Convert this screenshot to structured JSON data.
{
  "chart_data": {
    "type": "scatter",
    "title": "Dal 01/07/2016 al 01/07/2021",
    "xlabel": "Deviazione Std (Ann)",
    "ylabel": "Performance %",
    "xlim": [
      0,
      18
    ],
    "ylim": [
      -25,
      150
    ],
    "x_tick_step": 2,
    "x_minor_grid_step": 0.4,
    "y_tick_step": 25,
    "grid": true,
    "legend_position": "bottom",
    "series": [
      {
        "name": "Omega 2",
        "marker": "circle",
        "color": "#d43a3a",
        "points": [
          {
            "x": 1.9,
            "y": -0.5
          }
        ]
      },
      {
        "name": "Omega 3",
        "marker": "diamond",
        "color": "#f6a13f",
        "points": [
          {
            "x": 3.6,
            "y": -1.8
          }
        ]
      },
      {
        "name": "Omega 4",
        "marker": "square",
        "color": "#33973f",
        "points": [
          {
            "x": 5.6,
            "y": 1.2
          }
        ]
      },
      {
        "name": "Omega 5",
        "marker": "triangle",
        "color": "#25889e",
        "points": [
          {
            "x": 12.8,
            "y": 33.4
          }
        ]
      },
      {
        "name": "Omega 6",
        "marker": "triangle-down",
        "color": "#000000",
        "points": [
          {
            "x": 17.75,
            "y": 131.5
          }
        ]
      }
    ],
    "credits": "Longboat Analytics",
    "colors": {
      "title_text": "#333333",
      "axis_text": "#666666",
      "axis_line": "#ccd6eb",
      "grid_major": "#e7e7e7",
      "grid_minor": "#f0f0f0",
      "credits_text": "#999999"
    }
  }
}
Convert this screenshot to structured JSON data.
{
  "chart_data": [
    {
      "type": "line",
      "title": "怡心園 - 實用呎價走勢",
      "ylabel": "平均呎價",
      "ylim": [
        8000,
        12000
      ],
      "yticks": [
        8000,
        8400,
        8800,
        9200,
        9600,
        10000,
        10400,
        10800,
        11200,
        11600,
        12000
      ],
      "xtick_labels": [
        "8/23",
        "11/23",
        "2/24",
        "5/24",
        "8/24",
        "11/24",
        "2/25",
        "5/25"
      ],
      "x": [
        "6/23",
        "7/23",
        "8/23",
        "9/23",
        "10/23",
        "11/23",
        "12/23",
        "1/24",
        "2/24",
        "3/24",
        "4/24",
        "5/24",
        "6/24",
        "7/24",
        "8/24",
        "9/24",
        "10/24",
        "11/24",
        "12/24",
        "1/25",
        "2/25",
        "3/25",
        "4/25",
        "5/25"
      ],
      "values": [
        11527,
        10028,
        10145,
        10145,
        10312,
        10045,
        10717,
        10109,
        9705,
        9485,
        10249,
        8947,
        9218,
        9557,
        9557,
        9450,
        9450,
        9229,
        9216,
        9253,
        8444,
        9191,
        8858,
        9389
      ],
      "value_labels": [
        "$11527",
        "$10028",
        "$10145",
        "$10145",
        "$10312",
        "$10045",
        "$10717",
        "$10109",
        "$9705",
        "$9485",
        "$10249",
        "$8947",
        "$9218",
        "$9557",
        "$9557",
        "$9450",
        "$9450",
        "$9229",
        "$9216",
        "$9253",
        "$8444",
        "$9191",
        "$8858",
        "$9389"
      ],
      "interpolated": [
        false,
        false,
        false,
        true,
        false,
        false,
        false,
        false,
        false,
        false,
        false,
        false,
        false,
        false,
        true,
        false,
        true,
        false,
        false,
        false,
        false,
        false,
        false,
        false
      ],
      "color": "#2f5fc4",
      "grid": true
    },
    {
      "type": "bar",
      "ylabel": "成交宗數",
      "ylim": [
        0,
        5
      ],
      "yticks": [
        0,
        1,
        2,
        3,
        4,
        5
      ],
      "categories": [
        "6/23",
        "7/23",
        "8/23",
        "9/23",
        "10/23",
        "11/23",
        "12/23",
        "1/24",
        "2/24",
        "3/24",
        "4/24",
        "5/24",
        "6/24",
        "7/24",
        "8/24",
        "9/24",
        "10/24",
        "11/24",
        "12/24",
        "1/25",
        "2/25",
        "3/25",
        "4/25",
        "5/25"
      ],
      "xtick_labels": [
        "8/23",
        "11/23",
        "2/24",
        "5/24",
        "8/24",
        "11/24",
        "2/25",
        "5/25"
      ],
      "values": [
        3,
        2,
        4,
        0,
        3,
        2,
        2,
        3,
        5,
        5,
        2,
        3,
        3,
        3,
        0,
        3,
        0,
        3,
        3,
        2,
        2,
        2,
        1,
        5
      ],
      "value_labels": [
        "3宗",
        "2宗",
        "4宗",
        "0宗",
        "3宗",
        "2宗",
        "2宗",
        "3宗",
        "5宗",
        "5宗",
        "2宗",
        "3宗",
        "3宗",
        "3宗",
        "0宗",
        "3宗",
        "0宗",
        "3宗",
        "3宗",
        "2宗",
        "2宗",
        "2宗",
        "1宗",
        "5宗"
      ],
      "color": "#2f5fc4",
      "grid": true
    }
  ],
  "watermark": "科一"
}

What is required: Show every line of the listing in which the string "ylabel" can be found.

In response:
    "ylabel": "Performance %",
      "ylabel": "平均呎價",
      "ylabel": "成交宗數",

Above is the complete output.